**Written exercise:** Search the data below for "JSON"; list each line that holds it.

-- Start Data lines --

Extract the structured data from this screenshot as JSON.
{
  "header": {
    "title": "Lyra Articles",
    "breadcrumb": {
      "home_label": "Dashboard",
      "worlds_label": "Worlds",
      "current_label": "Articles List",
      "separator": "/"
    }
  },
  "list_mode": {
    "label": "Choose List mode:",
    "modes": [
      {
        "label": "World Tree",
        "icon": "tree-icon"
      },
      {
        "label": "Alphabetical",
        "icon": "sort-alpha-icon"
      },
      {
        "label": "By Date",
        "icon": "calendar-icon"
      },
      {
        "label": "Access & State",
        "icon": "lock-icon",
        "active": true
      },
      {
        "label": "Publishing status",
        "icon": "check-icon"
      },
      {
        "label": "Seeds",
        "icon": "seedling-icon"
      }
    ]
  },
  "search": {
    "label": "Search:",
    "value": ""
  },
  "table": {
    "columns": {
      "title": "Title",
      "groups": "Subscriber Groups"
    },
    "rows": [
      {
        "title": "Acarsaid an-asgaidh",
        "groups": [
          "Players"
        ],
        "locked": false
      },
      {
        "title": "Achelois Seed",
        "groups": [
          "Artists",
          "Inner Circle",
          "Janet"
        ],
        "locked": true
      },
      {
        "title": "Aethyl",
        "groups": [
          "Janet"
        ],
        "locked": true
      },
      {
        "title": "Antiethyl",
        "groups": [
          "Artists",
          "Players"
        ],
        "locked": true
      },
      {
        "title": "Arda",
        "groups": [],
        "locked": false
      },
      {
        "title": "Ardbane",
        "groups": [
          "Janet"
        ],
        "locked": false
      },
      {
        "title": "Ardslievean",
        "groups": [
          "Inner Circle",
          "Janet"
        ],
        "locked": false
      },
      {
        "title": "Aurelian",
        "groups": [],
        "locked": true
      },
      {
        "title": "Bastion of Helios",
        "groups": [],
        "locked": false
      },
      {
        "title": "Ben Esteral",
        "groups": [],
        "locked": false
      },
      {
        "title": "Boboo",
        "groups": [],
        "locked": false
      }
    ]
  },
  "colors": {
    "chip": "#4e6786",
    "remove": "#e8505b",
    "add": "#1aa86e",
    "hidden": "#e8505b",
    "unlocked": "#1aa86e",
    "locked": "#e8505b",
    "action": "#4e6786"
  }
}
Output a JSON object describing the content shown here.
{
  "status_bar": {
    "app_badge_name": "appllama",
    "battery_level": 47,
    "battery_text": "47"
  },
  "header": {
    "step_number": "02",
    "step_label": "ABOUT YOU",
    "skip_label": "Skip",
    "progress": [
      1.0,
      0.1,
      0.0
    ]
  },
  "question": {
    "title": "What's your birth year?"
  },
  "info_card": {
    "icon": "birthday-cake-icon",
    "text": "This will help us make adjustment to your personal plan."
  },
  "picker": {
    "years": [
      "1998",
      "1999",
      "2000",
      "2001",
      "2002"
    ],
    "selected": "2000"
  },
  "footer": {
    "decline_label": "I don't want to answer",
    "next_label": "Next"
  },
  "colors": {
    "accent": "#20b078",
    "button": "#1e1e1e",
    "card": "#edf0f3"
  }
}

-- End Data lines --
-- Start Data lines --

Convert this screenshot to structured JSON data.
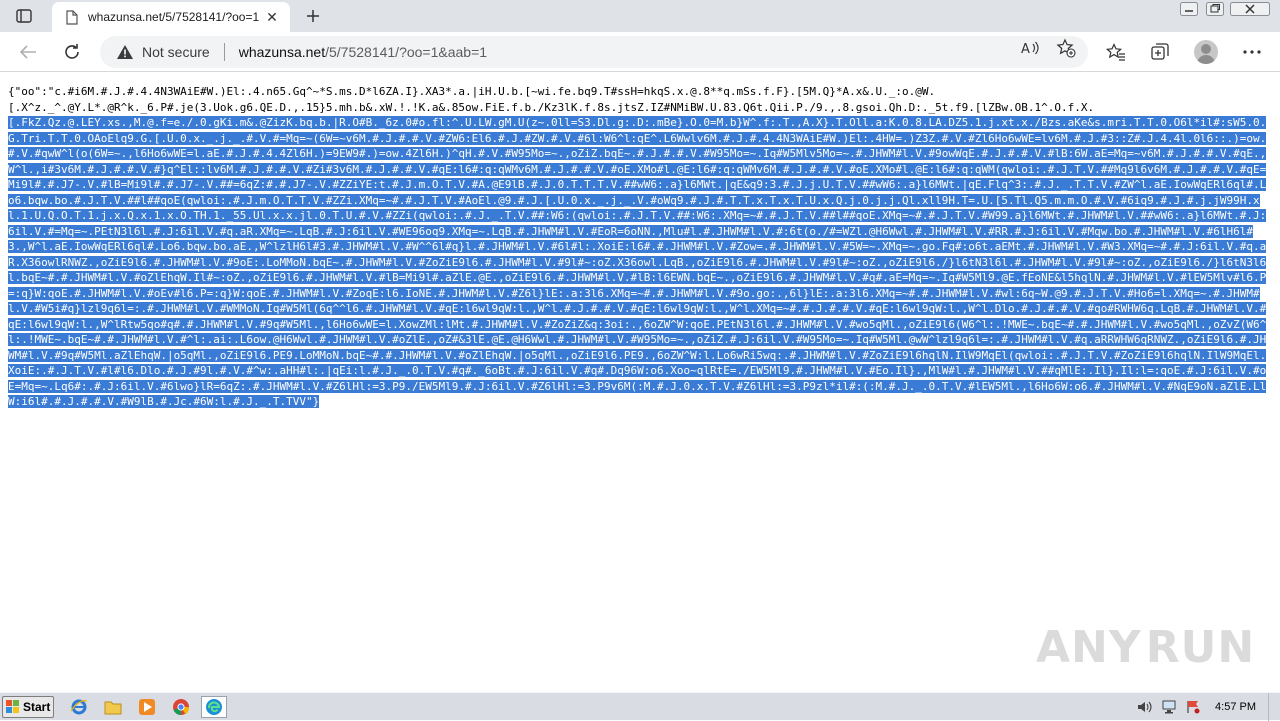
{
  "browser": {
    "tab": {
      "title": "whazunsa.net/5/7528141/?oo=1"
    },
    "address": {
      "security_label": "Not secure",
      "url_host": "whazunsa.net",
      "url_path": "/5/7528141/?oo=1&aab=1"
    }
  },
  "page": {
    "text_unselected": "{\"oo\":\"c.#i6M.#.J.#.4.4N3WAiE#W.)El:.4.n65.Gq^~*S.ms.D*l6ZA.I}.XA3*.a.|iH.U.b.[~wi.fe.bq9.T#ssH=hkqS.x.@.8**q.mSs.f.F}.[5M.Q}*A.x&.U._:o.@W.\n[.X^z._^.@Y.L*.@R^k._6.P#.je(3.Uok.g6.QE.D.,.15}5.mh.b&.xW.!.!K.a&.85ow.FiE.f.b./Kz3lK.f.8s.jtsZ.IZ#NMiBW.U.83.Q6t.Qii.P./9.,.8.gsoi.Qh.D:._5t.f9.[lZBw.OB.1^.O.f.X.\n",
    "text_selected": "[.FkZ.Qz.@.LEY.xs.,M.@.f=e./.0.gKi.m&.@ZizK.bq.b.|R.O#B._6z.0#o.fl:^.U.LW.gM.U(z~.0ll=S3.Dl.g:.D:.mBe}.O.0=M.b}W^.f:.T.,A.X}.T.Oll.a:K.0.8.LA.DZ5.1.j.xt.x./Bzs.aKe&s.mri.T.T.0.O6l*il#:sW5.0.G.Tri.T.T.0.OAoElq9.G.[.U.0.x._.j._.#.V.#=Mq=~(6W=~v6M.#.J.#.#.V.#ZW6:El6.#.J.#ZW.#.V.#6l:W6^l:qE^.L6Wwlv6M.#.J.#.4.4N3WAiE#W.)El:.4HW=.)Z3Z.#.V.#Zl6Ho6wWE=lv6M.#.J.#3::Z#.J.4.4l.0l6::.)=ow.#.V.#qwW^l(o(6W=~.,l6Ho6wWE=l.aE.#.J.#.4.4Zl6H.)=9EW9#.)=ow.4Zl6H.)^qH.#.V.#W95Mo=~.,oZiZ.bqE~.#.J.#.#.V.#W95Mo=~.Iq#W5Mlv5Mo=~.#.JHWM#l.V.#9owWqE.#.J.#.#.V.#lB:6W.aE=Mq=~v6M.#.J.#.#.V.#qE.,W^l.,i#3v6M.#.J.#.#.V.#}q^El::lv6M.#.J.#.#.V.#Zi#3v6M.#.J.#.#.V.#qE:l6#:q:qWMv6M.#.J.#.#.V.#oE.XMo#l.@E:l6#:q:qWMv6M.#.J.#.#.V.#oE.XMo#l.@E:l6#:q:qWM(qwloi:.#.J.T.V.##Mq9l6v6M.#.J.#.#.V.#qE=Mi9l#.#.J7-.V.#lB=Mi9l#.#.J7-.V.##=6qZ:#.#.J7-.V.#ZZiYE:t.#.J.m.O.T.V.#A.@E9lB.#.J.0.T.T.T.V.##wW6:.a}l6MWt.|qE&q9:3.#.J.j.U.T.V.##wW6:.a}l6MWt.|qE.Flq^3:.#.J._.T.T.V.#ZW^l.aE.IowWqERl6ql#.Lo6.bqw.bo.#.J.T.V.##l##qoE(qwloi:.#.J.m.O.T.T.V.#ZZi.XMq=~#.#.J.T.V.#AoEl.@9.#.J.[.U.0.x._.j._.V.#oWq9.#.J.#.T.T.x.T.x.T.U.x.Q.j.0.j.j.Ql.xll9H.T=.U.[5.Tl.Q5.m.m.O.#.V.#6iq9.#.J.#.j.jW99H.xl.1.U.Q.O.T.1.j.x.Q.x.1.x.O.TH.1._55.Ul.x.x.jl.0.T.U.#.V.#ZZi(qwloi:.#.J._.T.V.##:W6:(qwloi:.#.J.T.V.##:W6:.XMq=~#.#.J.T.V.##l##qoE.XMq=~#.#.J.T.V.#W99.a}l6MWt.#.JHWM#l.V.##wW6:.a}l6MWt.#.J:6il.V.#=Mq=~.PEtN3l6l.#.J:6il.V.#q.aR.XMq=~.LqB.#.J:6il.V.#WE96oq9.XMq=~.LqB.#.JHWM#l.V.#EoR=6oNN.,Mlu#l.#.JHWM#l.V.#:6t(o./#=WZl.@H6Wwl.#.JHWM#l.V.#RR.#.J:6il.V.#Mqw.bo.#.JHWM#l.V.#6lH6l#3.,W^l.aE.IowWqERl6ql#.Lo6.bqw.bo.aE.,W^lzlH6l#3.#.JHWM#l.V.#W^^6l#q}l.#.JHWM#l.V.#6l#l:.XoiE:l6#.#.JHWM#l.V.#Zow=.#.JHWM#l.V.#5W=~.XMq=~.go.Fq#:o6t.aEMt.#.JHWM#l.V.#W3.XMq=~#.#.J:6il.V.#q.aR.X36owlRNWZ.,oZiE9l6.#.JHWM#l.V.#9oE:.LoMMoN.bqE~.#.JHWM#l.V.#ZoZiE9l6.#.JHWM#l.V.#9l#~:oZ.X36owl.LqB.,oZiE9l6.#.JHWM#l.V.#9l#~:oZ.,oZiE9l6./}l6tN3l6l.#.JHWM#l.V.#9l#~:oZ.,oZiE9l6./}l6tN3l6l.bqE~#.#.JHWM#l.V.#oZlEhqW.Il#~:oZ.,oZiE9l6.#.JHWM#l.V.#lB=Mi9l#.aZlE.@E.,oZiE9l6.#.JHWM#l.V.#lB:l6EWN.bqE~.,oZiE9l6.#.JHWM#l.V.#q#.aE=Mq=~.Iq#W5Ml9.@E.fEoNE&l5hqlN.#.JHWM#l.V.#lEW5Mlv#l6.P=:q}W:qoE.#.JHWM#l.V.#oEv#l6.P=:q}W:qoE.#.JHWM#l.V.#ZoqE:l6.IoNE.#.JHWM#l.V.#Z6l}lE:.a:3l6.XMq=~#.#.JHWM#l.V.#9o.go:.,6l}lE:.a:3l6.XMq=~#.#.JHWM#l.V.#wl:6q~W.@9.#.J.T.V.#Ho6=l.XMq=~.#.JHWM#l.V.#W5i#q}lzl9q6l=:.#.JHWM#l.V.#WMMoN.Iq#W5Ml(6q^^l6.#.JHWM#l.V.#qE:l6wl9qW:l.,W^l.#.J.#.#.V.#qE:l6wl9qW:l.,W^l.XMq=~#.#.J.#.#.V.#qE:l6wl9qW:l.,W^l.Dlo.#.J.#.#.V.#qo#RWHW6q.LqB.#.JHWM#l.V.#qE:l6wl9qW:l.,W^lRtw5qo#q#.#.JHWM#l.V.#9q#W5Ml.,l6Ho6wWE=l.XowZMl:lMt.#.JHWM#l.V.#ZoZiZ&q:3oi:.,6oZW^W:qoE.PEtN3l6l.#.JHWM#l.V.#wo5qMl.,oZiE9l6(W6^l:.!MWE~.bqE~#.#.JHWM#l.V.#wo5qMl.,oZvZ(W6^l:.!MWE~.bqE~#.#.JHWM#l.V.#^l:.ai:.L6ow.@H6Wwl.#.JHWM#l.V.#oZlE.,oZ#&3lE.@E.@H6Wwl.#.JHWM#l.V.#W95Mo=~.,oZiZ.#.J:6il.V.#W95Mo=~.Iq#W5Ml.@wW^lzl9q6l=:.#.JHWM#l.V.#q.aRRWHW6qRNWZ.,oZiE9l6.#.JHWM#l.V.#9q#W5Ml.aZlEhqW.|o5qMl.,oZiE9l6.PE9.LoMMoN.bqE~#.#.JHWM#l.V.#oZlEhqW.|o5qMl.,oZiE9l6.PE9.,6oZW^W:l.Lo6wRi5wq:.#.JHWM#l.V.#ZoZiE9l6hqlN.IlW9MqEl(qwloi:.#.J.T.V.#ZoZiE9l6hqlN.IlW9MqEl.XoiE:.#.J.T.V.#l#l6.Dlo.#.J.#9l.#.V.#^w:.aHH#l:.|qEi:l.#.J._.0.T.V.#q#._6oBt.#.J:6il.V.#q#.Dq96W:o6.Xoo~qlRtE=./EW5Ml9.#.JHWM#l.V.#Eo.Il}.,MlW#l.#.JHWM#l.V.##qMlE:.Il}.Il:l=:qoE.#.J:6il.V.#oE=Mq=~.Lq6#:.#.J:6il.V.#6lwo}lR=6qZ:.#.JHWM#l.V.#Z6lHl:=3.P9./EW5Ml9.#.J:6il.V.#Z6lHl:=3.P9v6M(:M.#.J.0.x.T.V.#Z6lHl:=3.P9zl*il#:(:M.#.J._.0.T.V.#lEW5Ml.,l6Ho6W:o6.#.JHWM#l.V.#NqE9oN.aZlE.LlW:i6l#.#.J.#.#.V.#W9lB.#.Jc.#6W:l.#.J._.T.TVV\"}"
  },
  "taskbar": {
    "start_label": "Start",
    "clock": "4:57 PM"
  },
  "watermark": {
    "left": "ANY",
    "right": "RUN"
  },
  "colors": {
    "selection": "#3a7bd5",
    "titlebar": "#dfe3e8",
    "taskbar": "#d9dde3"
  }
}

-- End Data lines --

**In response:**
Extract the structured data from this screenshot as JSON.
Output a JSON object describing the content shown here.
Convert this screenshot to structured JSON data.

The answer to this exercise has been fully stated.